▶ **EXERCISE AIM**: Copy out the data below as written; omit any images.

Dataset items
★ ★ ★ ★

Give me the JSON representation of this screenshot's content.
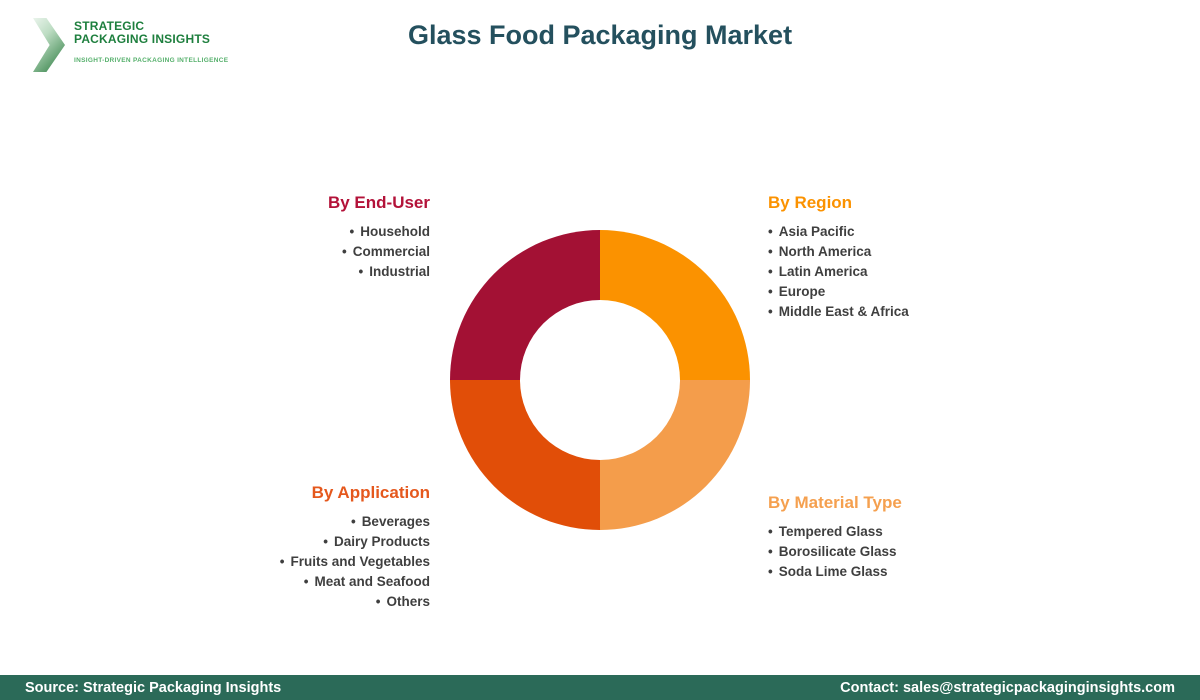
{
  "logo": {
    "line1": "STRATEGIC",
    "line2": "PACKAGING INSIGHTS",
    "tagline": "INSIGHT-DRIVEN PACKAGING INTELLIGENCE",
    "brand_green": "#1e7f3e",
    "tagline_green": "#56b06c"
  },
  "header": {
    "title": "Glass Food Packaging Market",
    "title_color": "#24505e"
  },
  "sections": {
    "end_user": {
      "heading": "By End-User",
      "color": "#b31239",
      "items": [
        "Household",
        "Commercial",
        "Industrial"
      ]
    },
    "region": {
      "heading": "By Region",
      "color": "#fb9200",
      "items": [
        "Asia Pacific",
        "North America",
        "Latin America",
        "Europe",
        "Middle East & Africa"
      ]
    },
    "application": {
      "heading": "By Application",
      "color": "#e5581d",
      "items": [
        "Beverages",
        "Dairy Products",
        "Fruits and Vegetables",
        "Meat and Seafood",
        "Others"
      ]
    },
    "material": {
      "heading": "By Material Type",
      "color": "#f5a04f",
      "items": [
        "Tempered Glass",
        "Borosilicate Glass",
        "Soda Lime Glass"
      ]
    }
  },
  "chart_data": {
    "type": "pie",
    "donut": true,
    "title": "Glass Food Packaging Market segmentation wheel",
    "legend_position": "none",
    "start_angle_deg": 0,
    "inner_radius_ratio": 0.533,
    "segments": [
      {
        "label": "By Region",
        "value": 25,
        "color": "#fb9200"
      },
      {
        "label": "By Material Type",
        "value": 25,
        "color": "#f49d4b"
      },
      {
        "label": "By Application",
        "value": 25,
        "color": "#e14e08"
      },
      {
        "label": "By End-User",
        "value": 25,
        "color": "#a31134"
      }
    ]
  },
  "footer": {
    "background": "#2b6a58",
    "source": "Source: Strategic Packaging Insights",
    "contact": "Contact: sales@strategicpackaginginsights.com"
  }
}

★ ★ ★ ★

▶ **SOLUTION TO THIS PROBLEM**:
Give me the JSON representation of this screenshot's content.
{
  "logo": {
    "line1": "STRATEGIC",
    "line2": "PACKAGING INSIGHTS",
    "tagline": "INSIGHT-DRIVEN PACKAGING INTELLIGENCE",
    "brand_green": "#1e7f3e",
    "tagline_green": "#56b06c"
  },
  "header": {
    "title": "Glass Food Packaging Market",
    "title_color": "#24505e"
  },
  "sections": {
    "end_user": {
      "heading": "By End-User",
      "color": "#b31239",
      "items": [
        "Household",
        "Commercial",
        "Industrial"
      ]
    },
    "region": {
      "heading": "By Region",
      "color": "#fb9200",
      "items": [
        "Asia Pacific",
        "North America",
        "Latin America",
        "Europe",
        "Middle East & Africa"
      ]
    },
    "application": {
      "heading": "By Application",
      "color": "#e5581d",
      "items": [
        "Beverages",
        "Dairy Products",
        "Fruits and Vegetables",
        "Meat and Seafood",
        "Others"
      ]
    },
    "material": {
      "heading": "By Material Type",
      "color": "#f5a04f",
      "items": [
        "Tempered Glass",
        "Borosilicate Glass",
        "Soda Lime Glass"
      ]
    }
  },
  "chart_data": {
    "type": "pie",
    "donut": true,
    "title": "Glass Food Packaging Market segmentation wheel",
    "legend_position": "none",
    "start_angle_deg": 0,
    "inner_radius_ratio": 0.533,
    "segments": [
      {
        "label": "By Region",
        "value": 25,
        "color": "#fb9200"
      },
      {
        "label": "By Material Type",
        "value": 25,
        "color": "#f49d4b"
      },
      {
        "label": "By Application",
        "value": 25,
        "color": "#e14e08"
      },
      {
        "label": "By End-User",
        "value": 25,
        "color": "#a31134"
      }
    ]
  },
  "footer": {
    "background": "#2b6a58",
    "source": "Source: Strategic Packaging Insights",
    "contact": "Contact: sales@strategicpackaginginsights.com"
  }
}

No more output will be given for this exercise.